— Document segment —

After Ruffin died in September 1884, his death notice appeared in both the Thursday, 25 September 1884 The Greensboro Patriot (Greensboro, NC) and the Thursday, 18 September 1884 The Alamance Gleaner (Graham, NC). The slightly longer version from the Gleaner is as follows:
—A young man named Ruffin Loy, living about a mile north of Graham depot, died suddenly of a heart trouble last Wednesday morning. He was about 30 years old, industrious and stout looking. He leaves a wife and 2 or 3 little children to mourn their irreparable loss.
At time of his death, Ruffin and Bettie had four children:
- Daniel Luther Loy (1876–1948)
- David Martin Loy (1878–1941)
- Robert Lee Loy (1880–1943) The 1900 census gave birth as October 1879, but he was not in 1880 census with parents. His WWI Draft card and death record give October 1880 birth, which would complete the pattern of a birth every two years.
- Maggie Bell Loy (1882/3–1958) Although her gravestone gives 1882 date, the 1900 census and age at second marriage show 1883 birth.

— To do —
1. Rewrite everything in the Ruffin Loy passage from "After Ruffin died" down to "Martin Loy (1878–1941)", putting "heart ailment" in place of "heart trouble".
2. Say whether each statement agrees with the Ruffin Loy passage, answering yes or no and quoting the deciding words: (a) The Gleaner notice placed Ruffin's home about a mile north of Graham depot. (b) The Gleaner notice said he left a wife and four children. (c) Maggie Bell Loy's gravestone gives an 1883 date.
3. According to the Ruffin Loy passage, which records give Robert Lee Loy's birth as October 1880?
The rows come from a source unrelated to the Ruffin Loy passage.

— Excerpted records —
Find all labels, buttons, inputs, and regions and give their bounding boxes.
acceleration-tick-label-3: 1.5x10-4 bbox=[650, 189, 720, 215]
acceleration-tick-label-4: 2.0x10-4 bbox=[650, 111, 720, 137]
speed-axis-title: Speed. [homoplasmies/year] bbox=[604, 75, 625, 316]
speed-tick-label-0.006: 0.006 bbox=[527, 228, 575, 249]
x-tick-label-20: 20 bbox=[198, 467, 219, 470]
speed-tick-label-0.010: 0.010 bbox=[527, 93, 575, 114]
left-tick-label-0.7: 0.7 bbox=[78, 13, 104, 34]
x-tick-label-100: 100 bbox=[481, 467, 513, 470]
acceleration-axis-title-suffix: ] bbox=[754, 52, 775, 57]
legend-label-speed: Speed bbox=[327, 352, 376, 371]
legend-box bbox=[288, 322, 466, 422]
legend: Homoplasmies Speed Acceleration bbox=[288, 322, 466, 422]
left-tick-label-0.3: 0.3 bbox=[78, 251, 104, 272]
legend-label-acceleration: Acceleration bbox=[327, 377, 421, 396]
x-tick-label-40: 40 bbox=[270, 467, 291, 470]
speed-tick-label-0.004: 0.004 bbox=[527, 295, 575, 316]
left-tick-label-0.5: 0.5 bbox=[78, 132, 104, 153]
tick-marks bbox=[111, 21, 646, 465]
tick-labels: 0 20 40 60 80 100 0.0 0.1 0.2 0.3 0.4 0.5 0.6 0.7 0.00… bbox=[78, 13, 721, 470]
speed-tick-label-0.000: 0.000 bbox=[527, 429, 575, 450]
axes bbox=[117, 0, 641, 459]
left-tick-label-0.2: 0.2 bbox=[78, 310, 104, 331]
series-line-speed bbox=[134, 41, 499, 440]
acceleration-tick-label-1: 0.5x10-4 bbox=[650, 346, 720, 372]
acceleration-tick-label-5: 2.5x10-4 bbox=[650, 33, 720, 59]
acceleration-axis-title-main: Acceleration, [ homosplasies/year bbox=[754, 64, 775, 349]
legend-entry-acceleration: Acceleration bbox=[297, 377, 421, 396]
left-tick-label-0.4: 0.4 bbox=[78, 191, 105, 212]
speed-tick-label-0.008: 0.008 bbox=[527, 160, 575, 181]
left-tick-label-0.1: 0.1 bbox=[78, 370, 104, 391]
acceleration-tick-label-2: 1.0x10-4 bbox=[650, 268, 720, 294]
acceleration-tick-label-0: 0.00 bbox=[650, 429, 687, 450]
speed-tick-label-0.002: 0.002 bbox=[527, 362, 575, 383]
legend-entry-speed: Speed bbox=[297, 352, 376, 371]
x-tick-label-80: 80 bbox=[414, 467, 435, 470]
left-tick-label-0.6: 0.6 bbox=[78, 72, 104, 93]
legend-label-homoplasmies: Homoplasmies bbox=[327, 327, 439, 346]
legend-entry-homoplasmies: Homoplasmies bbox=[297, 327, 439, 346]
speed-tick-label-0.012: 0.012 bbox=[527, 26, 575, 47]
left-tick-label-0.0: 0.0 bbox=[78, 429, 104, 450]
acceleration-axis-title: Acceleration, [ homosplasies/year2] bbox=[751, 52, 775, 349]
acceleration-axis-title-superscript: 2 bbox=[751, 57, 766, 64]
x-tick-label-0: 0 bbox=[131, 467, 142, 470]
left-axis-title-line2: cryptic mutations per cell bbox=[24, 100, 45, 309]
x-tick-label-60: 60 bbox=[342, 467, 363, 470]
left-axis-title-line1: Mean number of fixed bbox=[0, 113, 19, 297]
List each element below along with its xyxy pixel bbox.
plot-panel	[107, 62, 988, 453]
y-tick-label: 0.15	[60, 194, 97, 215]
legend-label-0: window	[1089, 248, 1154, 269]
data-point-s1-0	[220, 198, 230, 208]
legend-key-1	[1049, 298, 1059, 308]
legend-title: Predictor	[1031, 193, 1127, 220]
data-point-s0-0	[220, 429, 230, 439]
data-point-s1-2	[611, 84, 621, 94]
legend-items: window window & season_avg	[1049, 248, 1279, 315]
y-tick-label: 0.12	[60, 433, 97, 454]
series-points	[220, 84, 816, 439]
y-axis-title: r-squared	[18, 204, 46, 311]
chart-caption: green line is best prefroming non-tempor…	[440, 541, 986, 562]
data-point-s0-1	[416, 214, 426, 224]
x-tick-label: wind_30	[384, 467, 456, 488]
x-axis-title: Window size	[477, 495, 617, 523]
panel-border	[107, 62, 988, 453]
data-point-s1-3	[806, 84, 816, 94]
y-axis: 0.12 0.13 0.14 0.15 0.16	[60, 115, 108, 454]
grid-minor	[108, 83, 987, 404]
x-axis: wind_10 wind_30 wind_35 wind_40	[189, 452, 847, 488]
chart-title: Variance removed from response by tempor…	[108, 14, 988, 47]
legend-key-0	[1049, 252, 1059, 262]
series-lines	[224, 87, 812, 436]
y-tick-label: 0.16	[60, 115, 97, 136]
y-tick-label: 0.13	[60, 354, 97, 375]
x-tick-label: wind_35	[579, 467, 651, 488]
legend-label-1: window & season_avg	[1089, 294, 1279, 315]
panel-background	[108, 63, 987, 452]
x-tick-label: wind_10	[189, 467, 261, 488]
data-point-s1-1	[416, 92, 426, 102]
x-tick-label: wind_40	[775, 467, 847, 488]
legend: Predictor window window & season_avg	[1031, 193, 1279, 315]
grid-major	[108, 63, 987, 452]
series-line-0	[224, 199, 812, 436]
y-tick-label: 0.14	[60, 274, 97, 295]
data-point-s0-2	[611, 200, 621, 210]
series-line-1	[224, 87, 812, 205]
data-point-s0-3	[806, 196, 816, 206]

— Responses for each task —
1.
After Ruffin died in September 1884, his death notice appeared in both the Thursday, 25 September 1884 The Greensboro Patriot (Greensboro, NC) and the Thursday, 18 September 1884 The Alamance Gleaner (Graham, NC). The slightly longer version from the Gleaner is as follows:
—A young man named Ruffin Loy, living about a mile north of Graham depot, died suddenly of a heart ailment last Wednesday morning. He was about 30 years old, industrious and stout looking. He leaves a wife and 2 or 3 little children to mourn their irreparable loss.
At time of his death, Ruffin and Bettie had four children:
- Daniel Luther Loy (1876–1948)
- David Martin Loy (1878–1941)

2.
(a) Yes: "living about a mile north of Graham depot"
(b) No: "He leaves a wife and 2 or 3 little children"
(c) No: "Although her gravestone gives 1882 date"

3. His WWI Draft card and death record.